■ DIRECTIONS
Exclude any images and output the remaining records exactly.

■ TASK DATA
>> START

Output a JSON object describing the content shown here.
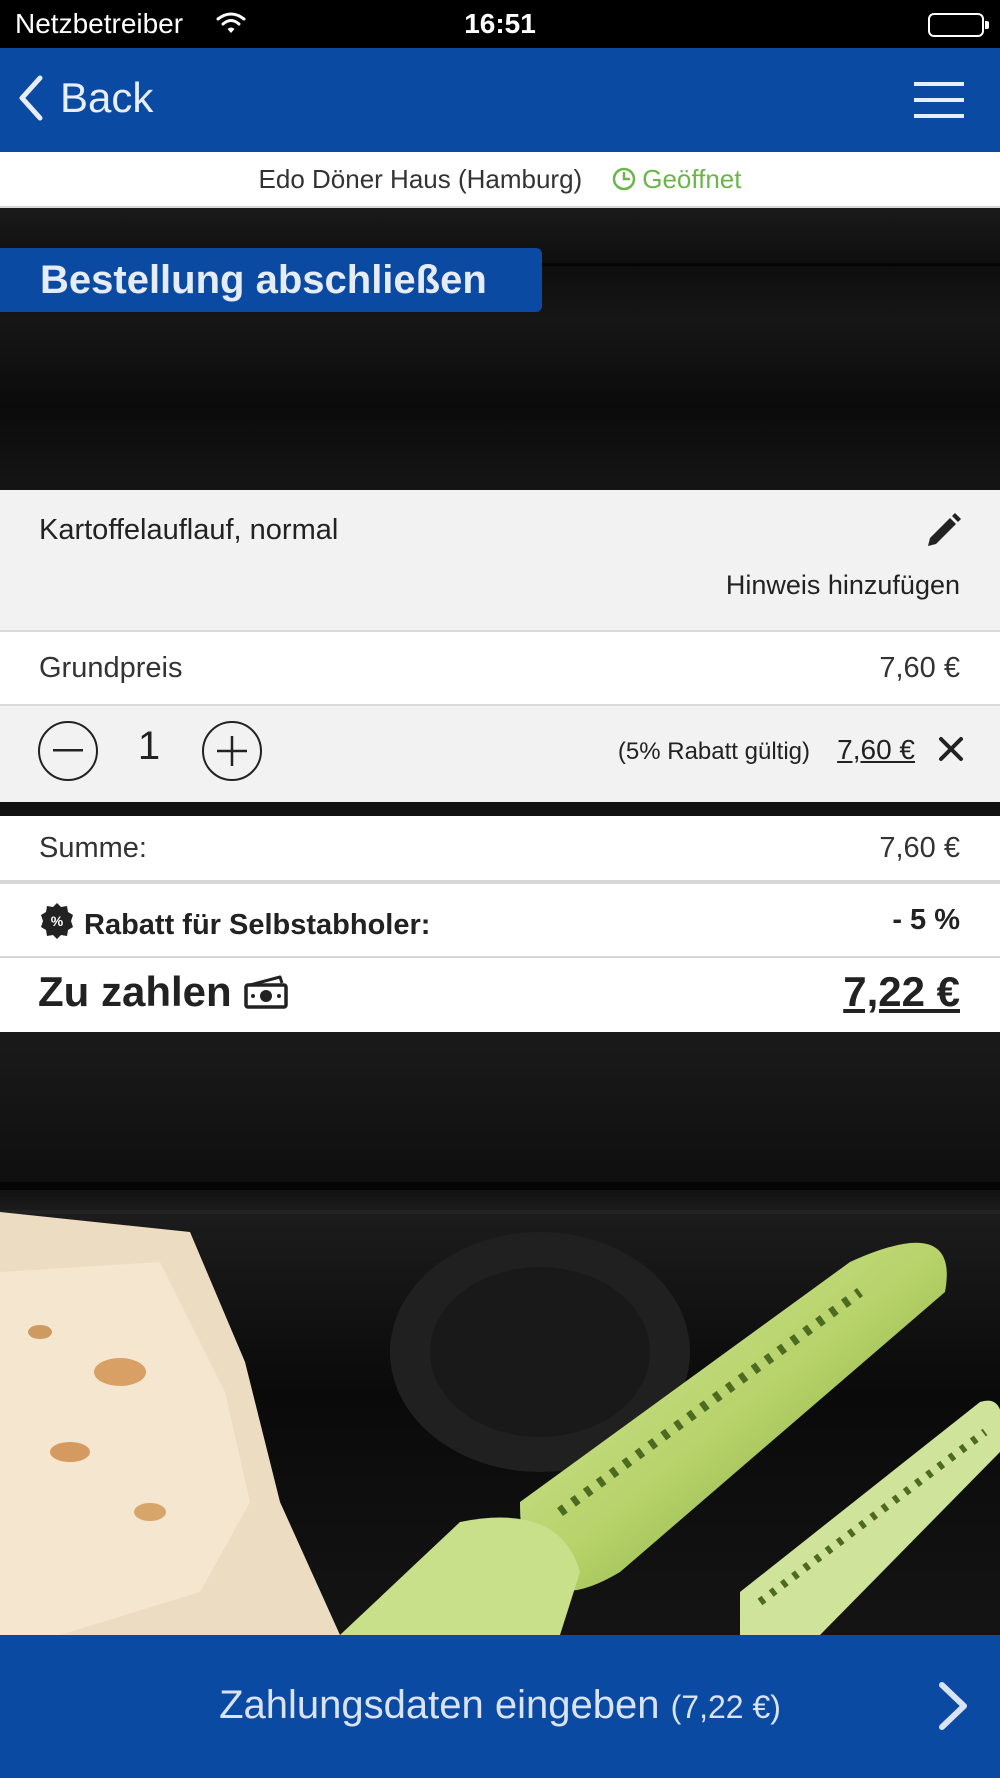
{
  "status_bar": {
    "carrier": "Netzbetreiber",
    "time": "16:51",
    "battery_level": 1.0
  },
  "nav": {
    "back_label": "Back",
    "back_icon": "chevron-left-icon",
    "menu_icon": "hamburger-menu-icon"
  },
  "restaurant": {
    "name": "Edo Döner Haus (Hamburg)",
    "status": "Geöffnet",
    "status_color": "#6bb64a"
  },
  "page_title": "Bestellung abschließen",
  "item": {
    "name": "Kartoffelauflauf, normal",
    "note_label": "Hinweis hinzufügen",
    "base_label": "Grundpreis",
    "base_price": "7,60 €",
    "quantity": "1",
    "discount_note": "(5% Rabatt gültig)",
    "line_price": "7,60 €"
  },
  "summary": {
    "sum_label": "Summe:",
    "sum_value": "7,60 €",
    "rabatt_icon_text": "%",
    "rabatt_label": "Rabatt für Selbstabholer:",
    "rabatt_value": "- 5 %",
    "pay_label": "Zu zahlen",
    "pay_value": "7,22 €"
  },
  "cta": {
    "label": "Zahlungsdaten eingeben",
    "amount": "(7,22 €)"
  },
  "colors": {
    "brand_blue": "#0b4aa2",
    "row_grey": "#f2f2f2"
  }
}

>> END

■ RESULT OF THIS EXERCISE
Output a JSON object describing the content shown here.
{
  "status_bar": {
    "carrier": "Netzbetreiber",
    "time": "16:51",
    "battery_level": 1.0
  },
  "nav": {
    "back_label": "Back",
    "back_icon": "chevron-left-icon",
    "menu_icon": "hamburger-menu-icon"
  },
  "restaurant": {
    "name": "Edo Döner Haus (Hamburg)",
    "status": "Geöffnet",
    "status_color": "#6bb64a"
  },
  "page_title": "Bestellung abschließen",
  "item": {
    "name": "Kartoffelauflauf, normal",
    "note_label": "Hinweis hinzufügen",
    "base_label": "Grundpreis",
    "base_price": "7,60 €",
    "quantity": "1",
    "discount_note": "(5% Rabatt gültig)",
    "line_price": "7,60 €"
  },
  "summary": {
    "sum_label": "Summe:",
    "sum_value": "7,60 €",
    "rabatt_icon_text": "%",
    "rabatt_label": "Rabatt für Selbstabholer:",
    "rabatt_value": "- 5 %",
    "pay_label": "Zu zahlen",
    "pay_value": "7,22 €"
  },
  "cta": {
    "label": "Zahlungsdaten eingeben",
    "amount": "(7,22 €)"
  },
  "colors": {
    "brand_blue": "#0b4aa2",
    "row_grey": "#f2f2f2"
  }
}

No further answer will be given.